- _Stated goal_:
Copy every line, leaving nothing out and adding nothing.

- _Information supplied_:

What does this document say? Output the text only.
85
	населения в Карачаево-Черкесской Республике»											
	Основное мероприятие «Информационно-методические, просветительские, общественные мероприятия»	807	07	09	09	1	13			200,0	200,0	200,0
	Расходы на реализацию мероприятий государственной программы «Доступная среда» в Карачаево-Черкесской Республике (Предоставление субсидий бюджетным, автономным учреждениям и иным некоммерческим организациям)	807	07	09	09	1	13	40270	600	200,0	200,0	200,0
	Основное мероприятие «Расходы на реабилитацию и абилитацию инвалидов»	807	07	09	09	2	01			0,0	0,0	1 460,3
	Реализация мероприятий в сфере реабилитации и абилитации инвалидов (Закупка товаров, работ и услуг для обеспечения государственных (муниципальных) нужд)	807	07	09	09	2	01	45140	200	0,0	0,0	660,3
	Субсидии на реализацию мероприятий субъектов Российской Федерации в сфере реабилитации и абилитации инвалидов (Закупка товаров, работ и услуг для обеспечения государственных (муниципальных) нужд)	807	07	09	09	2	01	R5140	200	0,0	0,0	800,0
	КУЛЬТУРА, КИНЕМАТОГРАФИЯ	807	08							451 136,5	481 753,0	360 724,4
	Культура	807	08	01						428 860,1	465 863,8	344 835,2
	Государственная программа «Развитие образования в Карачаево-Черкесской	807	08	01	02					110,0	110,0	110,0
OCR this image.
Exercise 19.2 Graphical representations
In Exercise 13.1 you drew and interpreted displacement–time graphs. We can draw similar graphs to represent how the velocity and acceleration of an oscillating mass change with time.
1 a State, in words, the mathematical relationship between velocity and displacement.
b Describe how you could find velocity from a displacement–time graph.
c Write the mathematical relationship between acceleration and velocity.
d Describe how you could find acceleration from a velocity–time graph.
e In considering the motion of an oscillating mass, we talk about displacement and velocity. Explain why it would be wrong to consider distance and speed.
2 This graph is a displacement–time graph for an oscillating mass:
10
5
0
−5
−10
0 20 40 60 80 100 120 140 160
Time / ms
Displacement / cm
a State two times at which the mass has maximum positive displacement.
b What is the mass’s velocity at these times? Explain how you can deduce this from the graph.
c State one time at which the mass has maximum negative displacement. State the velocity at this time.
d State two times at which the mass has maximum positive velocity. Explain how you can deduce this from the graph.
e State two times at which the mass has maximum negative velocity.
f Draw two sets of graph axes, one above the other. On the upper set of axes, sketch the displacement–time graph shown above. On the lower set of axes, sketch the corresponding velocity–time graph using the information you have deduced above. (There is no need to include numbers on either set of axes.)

- _Exercise result_:
What does this document say? Output the text only.
85
	населения в Карачаево-Черкесской Республике»											
	Основное мероприятие «Информационно-методические, просветительские, общественные мероприятия»	807	07	09	09	1	13			200,0	200,0	200,0
	Расходы на реализацию мероприятий государственной программы «Доступная среда» в Карачаево-Черкесской Республике (Предоставление субсидий бюджетным, автономным учреждениям и иным некоммерческим организациям)	807	07	09	09	1	13	40270	600	200,0	200,0	200,0
	Основное мероприятие «Расходы на реабилитацию и абилитацию инвалидов»	807	07	09	09	2	01			0,0	0,0	1 460,3
	Реализация мероприятий в сфере реабилитации и абилитации инвалидов (Закупка товаров, работ и услуг для обеспечения государственных (муниципальных) нужд)	807	07	09	09	2	01	45140	200	0,0	0,0	660,3
	Субсидии на реализацию мероприятий субъектов Российской Федерации в сфере реабилитации и абилитации инвалидов (Закупка товаров, работ и услуг для обеспечения государственных (муниципальных) нужд)	807	07	09	09	2	01	R5140	200	0,0	0,0	800,0
	КУЛЬТУРА, КИНЕМАТОГРАФИЯ	807	08							451 136,5	481 753,0	360 724,4
	Культура	807	08	01						428 860,1	465 863,8	344 835,2
	Государственная программа «Развитие образования в Карачаево-Черкесской	807	08	01	02					110,0	110,0	110,0
OCR this image.
Exercise 19.2 Graphical representations
In Exercise 13.1 you drew and interpreted displacement–time graphs. We can draw similar graphs to represent how the velocity and acceleration of an oscillating mass change with time.
1 a State, in words, the mathematical relationship between velocity and displacement.
b Describe how you could find velocity from a displacement–time graph.
c Write the mathematical relationship between acceleration and velocity.
d Describe how you could find acceleration from a velocity–time graph.
e In considering the motion of an oscillating mass, we talk about displacement and velocity. Explain why it would be wrong to consider distance and speed.
2 This graph is a displacement–time graph for an oscillating mass:
10
5
0
−5
−10
0 20 40 60 80 100 120 140 160
Time / ms
Displacement / cm
a State two times at which the mass has maximum positive displacement.
b What is the mass’s velocity at these times? Explain how you can deduce this from the graph.
c State one time at which the mass has maximum negative displacement. State the velocity at this time.
d State two times at which the mass has maximum positive velocity. Explain how you can deduce this from the graph.
e State two times at which the mass has maximum negative velocity.
f Draw two sets of graph axes, one above the other. On the upper set of axes, sketch the displacement–time graph shown above. On the lower set of axes, sketch the corresponding velocity–time graph using the information you have deduced above. (There is no need to include numbers on either set of axes.)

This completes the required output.